= EXERCISE BRIEF =
Every line that contains the word "Yield" should be copied.

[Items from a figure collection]
/---
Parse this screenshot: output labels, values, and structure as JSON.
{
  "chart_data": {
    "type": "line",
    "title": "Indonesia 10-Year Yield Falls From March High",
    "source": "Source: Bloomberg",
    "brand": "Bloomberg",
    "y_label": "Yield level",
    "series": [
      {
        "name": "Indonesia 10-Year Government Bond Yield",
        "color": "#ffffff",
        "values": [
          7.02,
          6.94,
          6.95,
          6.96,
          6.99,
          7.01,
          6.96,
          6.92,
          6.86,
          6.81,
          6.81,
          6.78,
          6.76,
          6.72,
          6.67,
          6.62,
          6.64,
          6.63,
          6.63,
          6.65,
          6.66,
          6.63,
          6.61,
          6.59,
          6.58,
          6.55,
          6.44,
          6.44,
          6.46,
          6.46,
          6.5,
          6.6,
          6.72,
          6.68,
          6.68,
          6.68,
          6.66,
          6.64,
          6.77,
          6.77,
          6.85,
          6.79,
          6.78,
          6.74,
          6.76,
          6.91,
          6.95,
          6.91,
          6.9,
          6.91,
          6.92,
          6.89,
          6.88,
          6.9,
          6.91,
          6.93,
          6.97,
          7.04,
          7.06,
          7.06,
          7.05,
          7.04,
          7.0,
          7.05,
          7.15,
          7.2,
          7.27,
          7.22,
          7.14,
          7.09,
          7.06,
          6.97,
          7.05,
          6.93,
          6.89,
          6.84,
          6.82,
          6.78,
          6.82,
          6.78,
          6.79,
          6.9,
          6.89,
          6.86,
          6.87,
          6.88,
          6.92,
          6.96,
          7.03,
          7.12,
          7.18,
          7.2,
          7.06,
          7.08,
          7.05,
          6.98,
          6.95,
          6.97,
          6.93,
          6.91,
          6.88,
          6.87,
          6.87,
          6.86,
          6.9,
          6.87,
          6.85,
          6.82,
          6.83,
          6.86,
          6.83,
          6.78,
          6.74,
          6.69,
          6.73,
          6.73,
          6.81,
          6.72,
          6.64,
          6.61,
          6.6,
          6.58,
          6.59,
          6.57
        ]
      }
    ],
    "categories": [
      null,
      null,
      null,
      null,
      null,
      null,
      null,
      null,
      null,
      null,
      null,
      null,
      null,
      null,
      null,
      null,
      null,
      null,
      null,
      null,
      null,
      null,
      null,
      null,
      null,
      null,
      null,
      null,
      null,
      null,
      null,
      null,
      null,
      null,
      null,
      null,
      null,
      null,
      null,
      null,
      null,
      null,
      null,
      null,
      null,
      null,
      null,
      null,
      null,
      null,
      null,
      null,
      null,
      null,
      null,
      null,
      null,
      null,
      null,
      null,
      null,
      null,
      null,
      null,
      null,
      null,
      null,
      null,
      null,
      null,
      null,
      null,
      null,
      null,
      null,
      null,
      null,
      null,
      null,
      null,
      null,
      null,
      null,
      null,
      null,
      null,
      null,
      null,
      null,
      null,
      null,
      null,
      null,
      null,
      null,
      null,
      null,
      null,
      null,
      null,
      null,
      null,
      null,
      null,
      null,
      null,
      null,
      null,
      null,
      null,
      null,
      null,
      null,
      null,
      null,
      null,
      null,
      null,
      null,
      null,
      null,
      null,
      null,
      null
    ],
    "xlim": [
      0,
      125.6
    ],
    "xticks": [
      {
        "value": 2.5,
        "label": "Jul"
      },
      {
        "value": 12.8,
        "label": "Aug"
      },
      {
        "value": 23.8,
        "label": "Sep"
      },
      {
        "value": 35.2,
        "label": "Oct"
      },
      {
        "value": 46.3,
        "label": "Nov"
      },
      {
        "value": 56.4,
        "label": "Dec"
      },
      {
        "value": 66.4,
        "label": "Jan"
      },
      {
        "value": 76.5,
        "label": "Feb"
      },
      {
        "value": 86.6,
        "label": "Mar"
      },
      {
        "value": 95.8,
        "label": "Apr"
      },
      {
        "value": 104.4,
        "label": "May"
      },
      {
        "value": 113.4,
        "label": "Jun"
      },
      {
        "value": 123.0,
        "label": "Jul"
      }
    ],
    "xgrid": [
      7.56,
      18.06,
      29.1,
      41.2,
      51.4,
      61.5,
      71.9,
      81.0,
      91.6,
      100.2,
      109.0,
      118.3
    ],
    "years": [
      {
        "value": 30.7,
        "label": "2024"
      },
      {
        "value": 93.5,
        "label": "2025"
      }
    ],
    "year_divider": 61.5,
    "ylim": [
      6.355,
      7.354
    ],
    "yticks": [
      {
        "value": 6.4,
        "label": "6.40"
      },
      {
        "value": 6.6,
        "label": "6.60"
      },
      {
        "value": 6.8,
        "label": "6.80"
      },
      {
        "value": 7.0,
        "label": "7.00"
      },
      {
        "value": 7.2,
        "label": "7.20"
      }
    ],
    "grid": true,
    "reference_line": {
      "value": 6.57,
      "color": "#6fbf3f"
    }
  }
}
\---
/---
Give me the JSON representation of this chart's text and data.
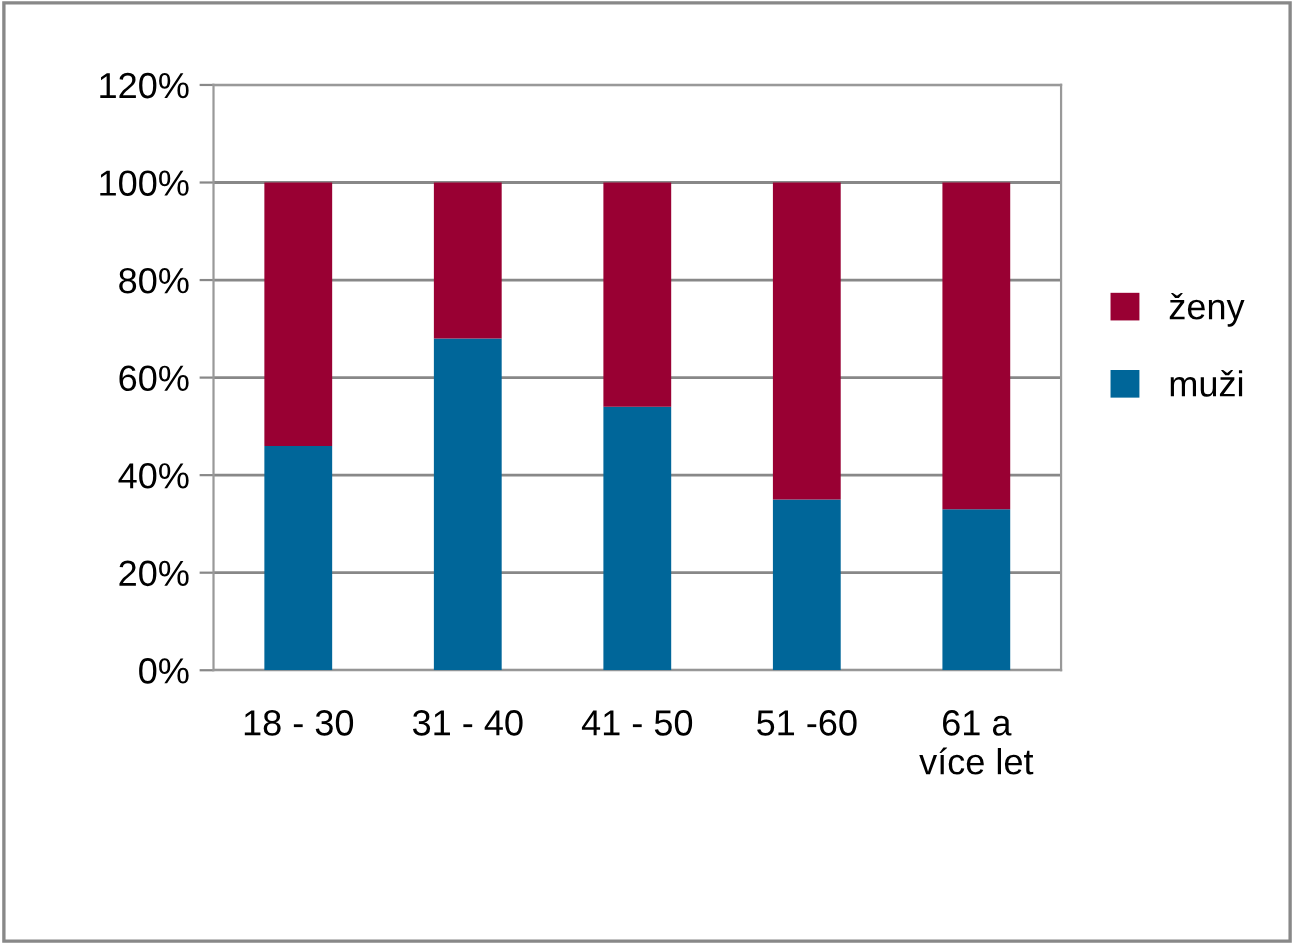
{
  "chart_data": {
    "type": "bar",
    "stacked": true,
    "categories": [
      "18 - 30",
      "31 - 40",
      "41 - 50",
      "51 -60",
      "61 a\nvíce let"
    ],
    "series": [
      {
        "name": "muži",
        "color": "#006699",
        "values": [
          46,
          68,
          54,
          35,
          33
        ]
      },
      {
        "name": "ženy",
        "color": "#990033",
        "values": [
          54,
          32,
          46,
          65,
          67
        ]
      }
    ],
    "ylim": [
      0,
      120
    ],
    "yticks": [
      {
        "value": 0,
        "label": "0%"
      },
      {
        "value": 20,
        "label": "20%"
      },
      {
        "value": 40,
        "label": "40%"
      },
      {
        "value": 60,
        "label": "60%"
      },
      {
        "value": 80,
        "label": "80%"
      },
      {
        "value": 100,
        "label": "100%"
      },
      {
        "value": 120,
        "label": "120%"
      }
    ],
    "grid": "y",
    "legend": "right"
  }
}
\---
= FINAL RESULT =
    "title": "Indonesia 10-Year Yield Falls From March High",
    "y_label": "Yield level",
        "name": "Indonesia 10-Year Government Bond Yield",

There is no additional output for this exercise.